───── Dataset ─────
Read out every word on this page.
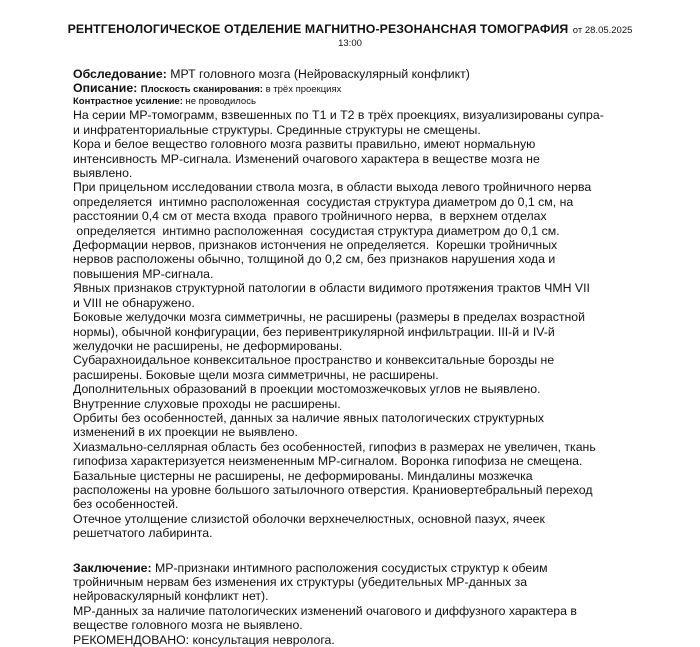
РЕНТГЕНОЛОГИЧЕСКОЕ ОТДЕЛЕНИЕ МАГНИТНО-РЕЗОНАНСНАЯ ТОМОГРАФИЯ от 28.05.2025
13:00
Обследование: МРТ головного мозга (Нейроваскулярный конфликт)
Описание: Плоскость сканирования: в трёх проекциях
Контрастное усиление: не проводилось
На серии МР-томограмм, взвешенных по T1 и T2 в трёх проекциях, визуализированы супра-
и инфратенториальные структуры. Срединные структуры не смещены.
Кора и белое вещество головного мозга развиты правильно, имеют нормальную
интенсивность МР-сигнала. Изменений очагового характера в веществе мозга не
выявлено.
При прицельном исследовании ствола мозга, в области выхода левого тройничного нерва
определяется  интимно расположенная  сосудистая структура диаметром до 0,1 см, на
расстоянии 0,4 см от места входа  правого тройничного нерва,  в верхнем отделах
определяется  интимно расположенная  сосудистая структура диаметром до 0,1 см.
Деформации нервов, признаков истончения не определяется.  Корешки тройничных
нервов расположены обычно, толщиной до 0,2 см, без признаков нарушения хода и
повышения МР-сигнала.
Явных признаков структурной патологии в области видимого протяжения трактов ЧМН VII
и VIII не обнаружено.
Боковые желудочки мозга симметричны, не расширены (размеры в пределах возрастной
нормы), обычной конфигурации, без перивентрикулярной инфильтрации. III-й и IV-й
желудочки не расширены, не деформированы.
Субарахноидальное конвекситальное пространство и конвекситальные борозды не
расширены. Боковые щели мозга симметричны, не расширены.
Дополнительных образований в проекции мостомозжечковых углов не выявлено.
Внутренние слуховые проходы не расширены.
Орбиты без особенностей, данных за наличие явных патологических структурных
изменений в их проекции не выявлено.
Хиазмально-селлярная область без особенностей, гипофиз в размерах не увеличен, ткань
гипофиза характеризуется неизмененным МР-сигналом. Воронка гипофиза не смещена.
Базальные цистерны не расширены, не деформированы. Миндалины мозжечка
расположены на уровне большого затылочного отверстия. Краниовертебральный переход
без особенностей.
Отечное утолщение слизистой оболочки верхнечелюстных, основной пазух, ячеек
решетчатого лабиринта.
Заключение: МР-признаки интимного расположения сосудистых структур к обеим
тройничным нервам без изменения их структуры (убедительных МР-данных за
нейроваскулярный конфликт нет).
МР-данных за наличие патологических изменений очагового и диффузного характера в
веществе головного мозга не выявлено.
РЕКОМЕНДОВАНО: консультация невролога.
─────
> [Instructions to follow] Leave out every line without the string "желудочки" and copy the rest.

> [Correct output]
Боковые желудочки мозга симметричны, не расширены (размеры в пределах возрастной
желудочки не расширены, не деформированы.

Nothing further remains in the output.